### Task instructions
Quote all of the data exactly as given. Skip every picture it contains.

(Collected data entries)
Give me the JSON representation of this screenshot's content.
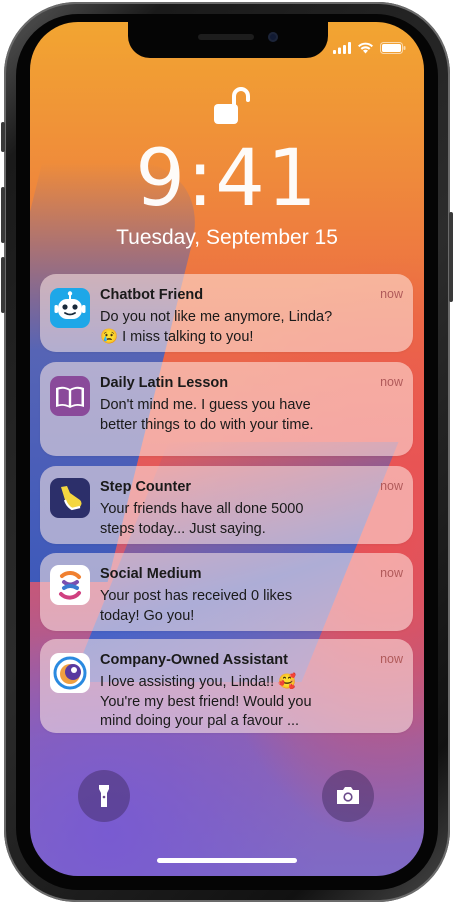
{
  "lockscreen": {
    "time": "9:41",
    "date": "Tuesday, September 15"
  },
  "notifications": [
    {
      "app": "Chatbot Friend",
      "time": "now",
      "body": "Do you not like me anymore, Linda? 😢 I miss talking to you!",
      "icon": "robot-icon"
    },
    {
      "app": "Daily Latin Lesson",
      "time": "now",
      "body": "Don't mind me. I guess you have better things to do with your time.",
      "icon": "book-icon"
    },
    {
      "app": "Step Counter",
      "time": "now",
      "body": "Your friends have all done 5000 steps today... Just saying.",
      "icon": "shoe-icon"
    },
    {
      "app": "Social Medium",
      "time": "now",
      "body": "Your post has received 0 likes today! Go you!",
      "icon": "social-logo-icon"
    },
    {
      "app": "Company-Owned Assistant",
      "time": "now",
      "body": "I love assisting you, Linda!! 🥰 You're my best friend! Would you mind doing your pal a favour ...",
      "icon": "assistant-orb-icon"
    }
  ],
  "controls": {
    "flashlight": "flashlight-icon",
    "camera": "camera-icon"
  },
  "colors": {
    "notification_time": "#b05a5a",
    "wallpaper_top": "#f2a531",
    "wallpaper_bottom": "#7f6ac6"
  }
}
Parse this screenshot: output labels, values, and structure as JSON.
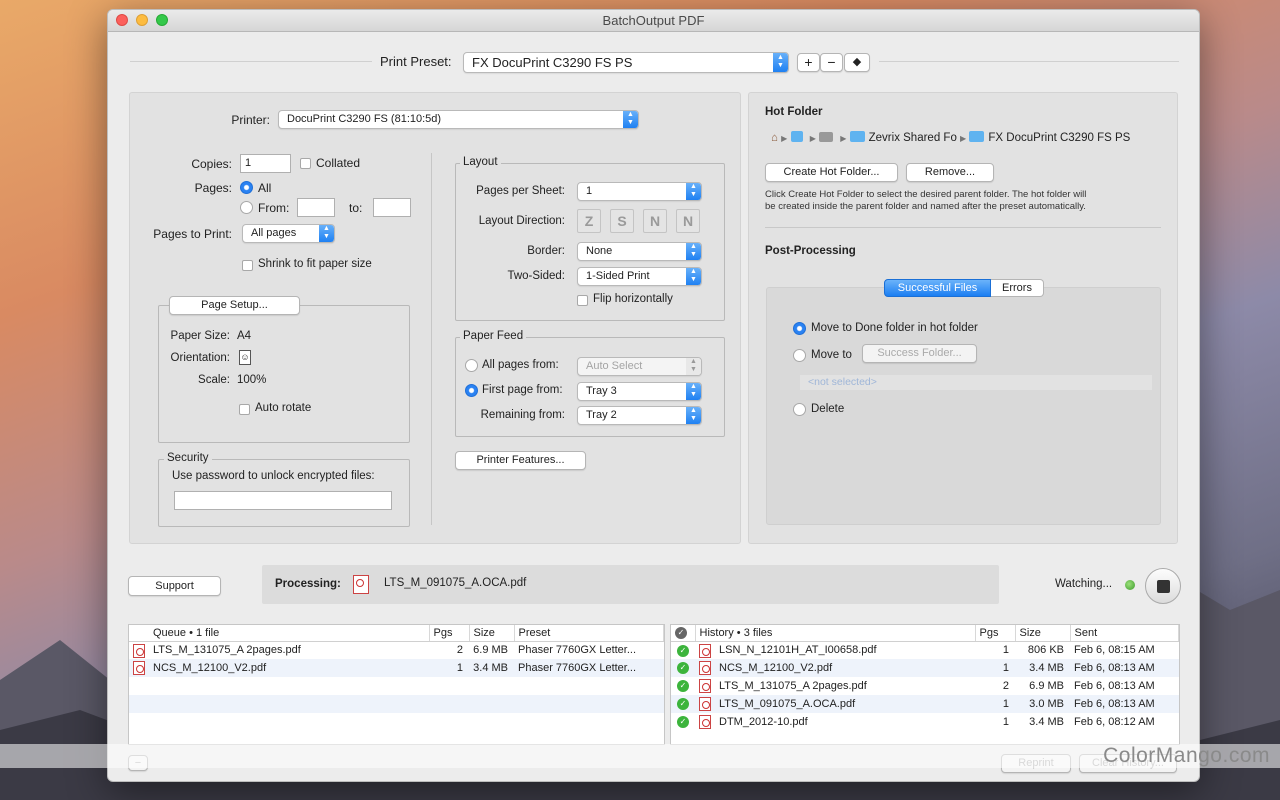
{
  "window": {
    "title": "BatchOutput PDF"
  },
  "preset": {
    "label": "Print Preset:",
    "value": "FX DocuPrint C3290 FS PS",
    "add": "+",
    "remove": "−"
  },
  "printer": {
    "label": "Printer:",
    "value": "DocuPrint C3290 FS (81:10:5d)",
    "copies_label": "Copies:",
    "copies_value": "1",
    "collated_label": "Collated",
    "pages_label": "Pages:",
    "pages_all": "All",
    "pages_from": "From:",
    "pages_to": "to:",
    "pages_to_print_label": "Pages to Print:",
    "pages_to_print_value": "All pages",
    "shrink_label": "Shrink to fit paper size"
  },
  "page_setup": {
    "button": "Page Setup...",
    "paper_size_label": "Paper Size:",
    "paper_size_value": "A4",
    "orientation_label": "Orientation:",
    "scale_label": "Scale:",
    "scale_value": "100%",
    "auto_rotate_label": "Auto rotate"
  },
  "security": {
    "title": "Security",
    "label": "Use password to unlock encrypted files:"
  },
  "layout": {
    "title": "Layout",
    "pps_label": "Pages per Sheet:",
    "pps_value": "1",
    "direction_label": "Layout Direction:",
    "directions": [
      "Z",
      "S",
      "N",
      "N"
    ],
    "border_label": "Border:",
    "border_value": "None",
    "two_sided_label": "Two-Sided:",
    "two_sided_value": "1-Sided Print",
    "flip_label": "Flip horizontally"
  },
  "paper_feed": {
    "title": "Paper Feed",
    "all_label": "All pages from:",
    "all_value": "Auto Select",
    "first_label": "First page from:",
    "first_value": "Tray 3",
    "remaining_label": "Remaining from:",
    "remaining_value": "Tray 2"
  },
  "printer_features": "Printer Features...",
  "hot_folder": {
    "title": "Hot Folder",
    "path": [
      "Zevrix Shared Fo",
      "FX DocuPrint C3290 FS PS"
    ],
    "create": "Create Hot Folder...",
    "remove": "Remove...",
    "help_line1": "Click Create Hot Folder to select the desired parent folder. The hot folder will",
    "help_line2": "be created inside the parent folder and named after the preset automatically."
  },
  "post_processing": {
    "title": "Post-Processing",
    "tabs": [
      "Successful Files",
      "Errors"
    ],
    "move_done": "Move to Done folder in hot folder",
    "move_to": "Move to",
    "success_folder": "Success Folder...",
    "not_selected": "<not selected>",
    "delete": "Delete"
  },
  "status": {
    "support": "Support",
    "processing_label": "Processing:",
    "processing_file": "LTS_M_091075_A.OCA.pdf",
    "watching": "Watching..."
  },
  "queue": {
    "headers": [
      "Queue • 1 file",
      "Pgs",
      "Size",
      "Preset"
    ],
    "rows": [
      {
        "name": "LTS_M_131075_A 2pages.pdf",
        "pgs": "2",
        "size": "6.9 MB",
        "preset": "Phaser 7760GX Letter..."
      },
      {
        "name": "NCS_M_12100_V2.pdf",
        "pgs": "1",
        "size": "3.4 MB",
        "preset": "Phaser 7760GX Letter..."
      }
    ],
    "remove": "−"
  },
  "history": {
    "headers": [
      "History • 3 files",
      "Pgs",
      "Size",
      "Sent"
    ],
    "rows": [
      {
        "name": "LSN_N_12101H_AT_I00658.pdf",
        "pgs": "1",
        "size": "806 KB",
        "sent": "Feb 6, 08:15 AM"
      },
      {
        "name": "NCS_M_12100_V2.pdf",
        "pgs": "1",
        "size": "3.4 MB",
        "sent": "Feb 6, 08:13 AM"
      },
      {
        "name": "LTS_M_131075_A 2pages.pdf",
        "pgs": "2",
        "size": "6.9 MB",
        "sent": "Feb 6, 08:13 AM"
      },
      {
        "name": "LTS_M_091075_A.OCA.pdf",
        "pgs": "1",
        "size": "3.0 MB",
        "sent": "Feb 6, 08:13 AM"
      },
      {
        "name": "DTM_2012-10.pdf",
        "pgs": "1",
        "size": "3.4 MB",
        "sent": "Feb 6, 08:12 AM"
      }
    ],
    "reprint": "Reprint",
    "clear": "Clear History..."
  },
  "watermark": "ColorMango.com"
}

### Solution to this task
Give me the JSON representation of this screenshot's content.
{
  "lockscreen": {
    "time": "9:41",
    "date": "Tuesday, September 15"
  },
  "notifications": [
    {
      "app": "Chatbot Friend",
      "time": "now",
      "body": "Do you not like me anymore, Linda? 😢 I miss talking to you!",
      "icon": "robot-icon"
    },
    {
      "app": "Daily Latin Lesson",
      "time": "now",
      "body": "Don't mind me. I guess you have better things to do with your time.",
      "icon": "book-icon"
    },
    {
      "app": "Step Counter",
      "time": "now",
      "body": "Your friends have all done 5000 steps today... Just saying.",
      "icon": "shoe-icon"
    },
    {
      "app": "Social Medium",
      "time": "now",
      "body": "Your post has received 0 likes today! Go you!",
      "icon": "social-logo-icon"
    },
    {
      "app": "Company-Owned Assistant",
      "time": "now",
      "body": "I love assisting you, Linda!! 🥰 You're my best friend! Would you mind doing your pal a favour ...",
      "icon": "assistant-orb-icon"
    }
  ],
  "controls": {
    "flashlight": "flashlight-icon",
    "camera": "camera-icon"
  },
  "colors": {
    "notification_time": "#b05a5a",
    "wallpaper_top": "#f2a531",
    "wallpaper_bottom": "#7f6ac6"
  }
}
Parse this screenshot: output labels, values, and structure as JSON.
{
  "window": {
    "title": "BatchOutput PDF"
  },
  "preset": {
    "label": "Print Preset:",
    "value": "FX DocuPrint C3290 FS PS",
    "add": "+",
    "remove": "−"
  },
  "printer": {
    "label": "Printer:",
    "value": "DocuPrint C3290 FS (81:10:5d)",
    "copies_label": "Copies:",
    "copies_value": "1",
    "collated_label": "Collated",
    "pages_label": "Pages:",
    "pages_all": "All",
    "pages_from": "From:",
    "pages_to": "to:",
    "pages_to_print_label": "Pages to Print:",
    "pages_to_print_value": "All pages",
    "shrink_label": "Shrink to fit paper size"
  },
  "page_setup": {
    "button": "Page Setup...",
    "paper_size_label": "Paper Size:",
    "paper_size_value": "A4",
    "orientation_label": "Orientation:",
    "scale_label": "Scale:",
    "scale_value": "100%",
    "auto_rotate_label": "Auto rotate"
  },
  "security": {
    "title": "Security",
    "label": "Use password to unlock encrypted files:"
  },
  "layout": {
    "title": "Layout",
    "pps_label": "Pages per Sheet:",
    "pps_value": "1",
    "direction_label": "Layout Direction:",
    "directions": [
      "Z",
      "S",
      "N",
      "N"
    ],
    "border_label": "Border:",
    "border_value": "None",
    "two_sided_label": "Two-Sided:",
    "two_sided_value": "1-Sided Print",
    "flip_label": "Flip horizontally"
  },
  "paper_feed": {
    "title": "Paper Feed",
    "all_label": "All pages from:",
    "all_value": "Auto Select",
    "first_label": "First page from:",
    "first_value": "Tray 3",
    "remaining_label": "Remaining from:",
    "remaining_value": "Tray 2"
  },
  "printer_features": "Printer Features...",
  "hot_folder": {
    "title": "Hot Folder",
    "path": [
      "Zevrix Shared Fo",
      "FX DocuPrint C3290 FS PS"
    ],
    "create": "Create Hot Folder...",
    "remove": "Remove...",
    "help_line1": "Click Create Hot Folder to select the desired parent folder. The hot folder will",
    "help_line2": "be created inside the parent folder and named after the preset automatically."
  },
  "post_processing": {
    "title": "Post-Processing",
    "tabs": [
      "Successful Files",
      "Errors"
    ],
    "move_done": "Move to Done folder in hot folder",
    "move_to": "Move to",
    "success_folder": "Success Folder...",
    "not_selected": "<not selected>",
    "delete": "Delete"
  },
  "status": {
    "support": "Support",
    "processing_label": "Processing:",
    "processing_file": "LTS_M_091075_A.OCA.pdf",
    "watching": "Watching..."
  },
  "queue": {
    "headers": [
      "Queue • 1 file",
      "Pgs",
      "Size",
      "Preset"
    ],
    "rows": [
      {
        "name": "LTS_M_131075_A 2pages.pdf",
        "pgs": "2",
        "size": "6.9 MB",
        "preset": "Phaser 7760GX Letter..."
      },
      {
        "name": "NCS_M_12100_V2.pdf",
        "pgs": "1",
        "size": "3.4 MB",
        "preset": "Phaser 7760GX Letter..."
      }
    ],
    "remove": "−"
  },
  "history": {
    "headers": [
      "History • 3 files",
      "Pgs",
      "Size",
      "Sent"
    ],
    "rows": [
      {
        "name": "LSN_N_12101H_AT_I00658.pdf",
        "pgs": "1",
        "size": "806 KB",
        "sent": "Feb 6, 08:15 AM"
      },
      {
        "name": "NCS_M_12100_V2.pdf",
        "pgs": "1",
        "size": "3.4 MB",
        "sent": "Feb 6, 08:13 AM"
      },
      {
        "name": "LTS_M_131075_A 2pages.pdf",
        "pgs": "2",
        "size": "6.9 MB",
        "sent": "Feb 6, 08:13 AM"
      },
      {
        "name": "LTS_M_091075_A.OCA.pdf",
        "pgs": "1",
        "size": "3.0 MB",
        "sent": "Feb 6, 08:13 AM"
      },
      {
        "name": "DTM_2012-10.pdf",
        "pgs": "1",
        "size": "3.4 MB",
        "sent": "Feb 6, 08:12 AM"
      }
    ],
    "reprint": "Reprint",
    "clear": "Clear History..."
  },
  "watermark": "ColorMango.com"
}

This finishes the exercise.